> [SET TASK] Copy every line of the records below where the word "Christian" occurs.

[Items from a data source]
****************************************

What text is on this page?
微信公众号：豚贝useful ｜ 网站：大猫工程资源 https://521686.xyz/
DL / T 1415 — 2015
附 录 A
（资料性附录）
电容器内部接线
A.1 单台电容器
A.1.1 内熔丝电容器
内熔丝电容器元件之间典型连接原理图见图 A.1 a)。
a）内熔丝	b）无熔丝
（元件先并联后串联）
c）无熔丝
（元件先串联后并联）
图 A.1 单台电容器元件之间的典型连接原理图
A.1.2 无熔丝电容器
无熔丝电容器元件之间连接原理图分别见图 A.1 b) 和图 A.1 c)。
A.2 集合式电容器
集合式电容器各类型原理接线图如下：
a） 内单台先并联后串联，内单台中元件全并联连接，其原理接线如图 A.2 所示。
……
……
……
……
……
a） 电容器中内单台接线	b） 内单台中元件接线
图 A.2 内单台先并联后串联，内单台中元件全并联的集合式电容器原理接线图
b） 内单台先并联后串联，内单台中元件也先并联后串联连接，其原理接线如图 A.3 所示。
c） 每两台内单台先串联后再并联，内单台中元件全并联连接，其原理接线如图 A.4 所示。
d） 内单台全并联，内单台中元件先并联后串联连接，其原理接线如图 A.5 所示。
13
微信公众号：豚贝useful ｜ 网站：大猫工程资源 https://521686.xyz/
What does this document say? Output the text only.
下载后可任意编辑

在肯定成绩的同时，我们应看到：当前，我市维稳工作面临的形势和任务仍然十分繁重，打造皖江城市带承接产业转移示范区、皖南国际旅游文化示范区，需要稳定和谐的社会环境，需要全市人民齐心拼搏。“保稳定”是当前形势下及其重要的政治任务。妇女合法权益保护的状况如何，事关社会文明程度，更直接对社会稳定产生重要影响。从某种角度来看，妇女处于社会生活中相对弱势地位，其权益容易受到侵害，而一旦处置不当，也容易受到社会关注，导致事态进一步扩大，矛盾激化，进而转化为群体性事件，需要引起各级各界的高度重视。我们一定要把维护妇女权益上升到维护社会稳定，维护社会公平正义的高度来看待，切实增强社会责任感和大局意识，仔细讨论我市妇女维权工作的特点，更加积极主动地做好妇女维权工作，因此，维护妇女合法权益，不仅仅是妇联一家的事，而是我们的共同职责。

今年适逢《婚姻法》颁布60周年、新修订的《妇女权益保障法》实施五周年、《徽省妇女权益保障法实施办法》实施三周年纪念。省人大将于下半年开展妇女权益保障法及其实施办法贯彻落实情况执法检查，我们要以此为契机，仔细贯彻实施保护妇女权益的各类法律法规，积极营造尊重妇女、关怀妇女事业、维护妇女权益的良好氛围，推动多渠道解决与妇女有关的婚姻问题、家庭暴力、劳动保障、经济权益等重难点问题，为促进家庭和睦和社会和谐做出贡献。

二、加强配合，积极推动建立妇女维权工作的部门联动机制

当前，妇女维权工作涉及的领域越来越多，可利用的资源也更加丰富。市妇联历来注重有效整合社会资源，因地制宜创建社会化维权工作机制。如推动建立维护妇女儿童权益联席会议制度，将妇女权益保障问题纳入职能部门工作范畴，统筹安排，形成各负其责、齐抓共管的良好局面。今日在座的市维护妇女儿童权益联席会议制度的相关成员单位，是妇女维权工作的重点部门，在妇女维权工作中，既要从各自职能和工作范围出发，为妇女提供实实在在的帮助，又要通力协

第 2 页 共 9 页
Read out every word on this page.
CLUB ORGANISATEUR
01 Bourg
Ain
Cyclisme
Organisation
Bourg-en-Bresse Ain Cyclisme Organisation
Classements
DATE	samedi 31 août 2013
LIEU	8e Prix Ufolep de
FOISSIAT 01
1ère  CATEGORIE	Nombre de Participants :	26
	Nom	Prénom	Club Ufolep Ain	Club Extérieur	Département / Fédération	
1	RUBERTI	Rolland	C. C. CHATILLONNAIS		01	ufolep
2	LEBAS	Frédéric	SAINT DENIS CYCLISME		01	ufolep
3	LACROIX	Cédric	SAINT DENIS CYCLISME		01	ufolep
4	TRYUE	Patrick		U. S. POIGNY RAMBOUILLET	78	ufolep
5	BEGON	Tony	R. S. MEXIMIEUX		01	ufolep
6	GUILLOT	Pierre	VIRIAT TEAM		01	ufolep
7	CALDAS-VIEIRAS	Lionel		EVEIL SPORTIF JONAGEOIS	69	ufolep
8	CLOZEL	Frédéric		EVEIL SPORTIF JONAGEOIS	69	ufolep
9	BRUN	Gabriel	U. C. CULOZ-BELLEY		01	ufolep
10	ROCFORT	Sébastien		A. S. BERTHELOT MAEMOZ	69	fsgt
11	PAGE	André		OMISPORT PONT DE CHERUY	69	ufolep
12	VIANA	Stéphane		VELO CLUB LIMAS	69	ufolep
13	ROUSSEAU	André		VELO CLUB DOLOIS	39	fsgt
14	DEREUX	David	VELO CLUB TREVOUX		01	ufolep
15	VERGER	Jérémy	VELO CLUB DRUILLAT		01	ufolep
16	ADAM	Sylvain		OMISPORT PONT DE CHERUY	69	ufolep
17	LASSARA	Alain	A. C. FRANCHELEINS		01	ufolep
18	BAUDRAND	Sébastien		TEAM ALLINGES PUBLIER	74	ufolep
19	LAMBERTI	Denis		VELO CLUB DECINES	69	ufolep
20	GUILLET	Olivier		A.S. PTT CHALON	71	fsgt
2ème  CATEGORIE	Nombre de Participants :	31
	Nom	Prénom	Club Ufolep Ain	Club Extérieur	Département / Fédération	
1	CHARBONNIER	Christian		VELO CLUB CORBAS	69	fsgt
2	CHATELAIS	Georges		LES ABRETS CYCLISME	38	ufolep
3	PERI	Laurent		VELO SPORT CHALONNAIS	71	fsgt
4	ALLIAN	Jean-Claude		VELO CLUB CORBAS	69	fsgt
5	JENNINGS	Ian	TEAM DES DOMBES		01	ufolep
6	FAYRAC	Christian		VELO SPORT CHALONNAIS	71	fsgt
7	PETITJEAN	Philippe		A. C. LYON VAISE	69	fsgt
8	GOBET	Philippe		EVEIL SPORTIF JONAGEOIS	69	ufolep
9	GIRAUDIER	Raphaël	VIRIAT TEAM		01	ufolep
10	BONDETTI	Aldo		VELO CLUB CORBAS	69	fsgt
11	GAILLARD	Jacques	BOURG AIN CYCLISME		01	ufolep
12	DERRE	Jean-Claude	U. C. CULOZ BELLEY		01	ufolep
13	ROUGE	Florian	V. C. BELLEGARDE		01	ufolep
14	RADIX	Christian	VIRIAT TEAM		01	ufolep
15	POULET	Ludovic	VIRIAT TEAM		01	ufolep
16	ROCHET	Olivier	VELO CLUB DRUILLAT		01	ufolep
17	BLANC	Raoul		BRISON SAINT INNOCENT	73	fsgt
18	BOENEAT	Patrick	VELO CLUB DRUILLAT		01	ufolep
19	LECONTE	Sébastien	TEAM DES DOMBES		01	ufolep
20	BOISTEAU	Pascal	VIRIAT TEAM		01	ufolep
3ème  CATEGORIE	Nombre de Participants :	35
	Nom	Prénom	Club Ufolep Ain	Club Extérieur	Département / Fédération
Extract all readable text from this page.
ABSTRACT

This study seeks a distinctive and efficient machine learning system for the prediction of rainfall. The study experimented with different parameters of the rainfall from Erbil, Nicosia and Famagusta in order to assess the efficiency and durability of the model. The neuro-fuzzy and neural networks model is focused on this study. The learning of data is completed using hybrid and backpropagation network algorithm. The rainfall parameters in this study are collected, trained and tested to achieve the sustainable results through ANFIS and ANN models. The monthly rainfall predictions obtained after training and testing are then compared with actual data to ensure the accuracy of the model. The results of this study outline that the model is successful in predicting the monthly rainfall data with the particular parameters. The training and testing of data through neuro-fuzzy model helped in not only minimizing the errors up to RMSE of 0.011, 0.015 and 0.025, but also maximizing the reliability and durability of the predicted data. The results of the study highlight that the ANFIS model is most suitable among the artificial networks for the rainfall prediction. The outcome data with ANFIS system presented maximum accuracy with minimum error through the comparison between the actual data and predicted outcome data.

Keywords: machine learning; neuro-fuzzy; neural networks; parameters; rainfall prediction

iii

****************************************

> [TASK ANSWER]
1	CHARBONNIER	Christian		VELO CLUB CORBAS	69	fsgt
6	FAYRAC	Christian		VELO SPORT CHALONNAIS	71	fsgt
14	RADIX	Christian	VIRIAT TEAM		01	ufolep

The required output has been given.